Challenge
Arrange every line of the items below as a Markdown table with two columns, "No." for the row number and "Line" for the line itself, omitting any blank lines. Exclude the pictures from the answer.

Material for the task
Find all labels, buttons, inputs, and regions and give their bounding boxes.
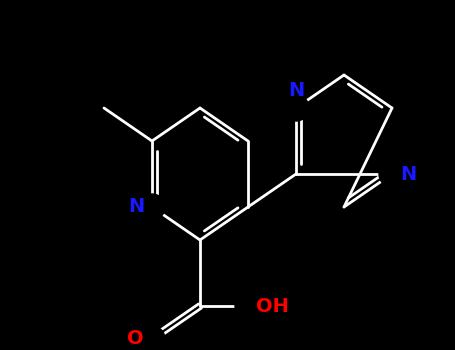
Text: OH: OH (256, 296, 289, 315)
Circle shape (283, 95, 309, 121)
Text: N: N (128, 197, 144, 217)
Text: O: O (127, 329, 144, 349)
Circle shape (139, 326, 165, 350)
Text: N: N (400, 164, 416, 183)
Text: N: N (288, 81, 304, 100)
Circle shape (139, 194, 165, 220)
Circle shape (235, 293, 261, 319)
Circle shape (379, 161, 405, 187)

Answer
| No. | Line |
|---|---|
| 1 | Find all labels, buttons, inputs, and regions and give their bounding boxes. |
| 2 | Text: OH: OH (256, 296, 289, 315) |
| 3 | Circle shape (283, 95, 309, 121) |
| 4 | Text: N: N (128, 197, 144, 217) |
| 5 | Text: O: O (127, 329, 144, 349) |
| 6 | Circle shape (139, 326, 165, 350) |
| 7 | Text: N: N (400, 164, 416, 183) |
| 8 | Text: N: N (288, 81, 304, 100) |
| 9 | Circle shape (139, 194, 165, 220) |
| 10 | Circle shape (235, 293, 261, 319) |
| 11 | Circle shape (379, 161, 405, 187) |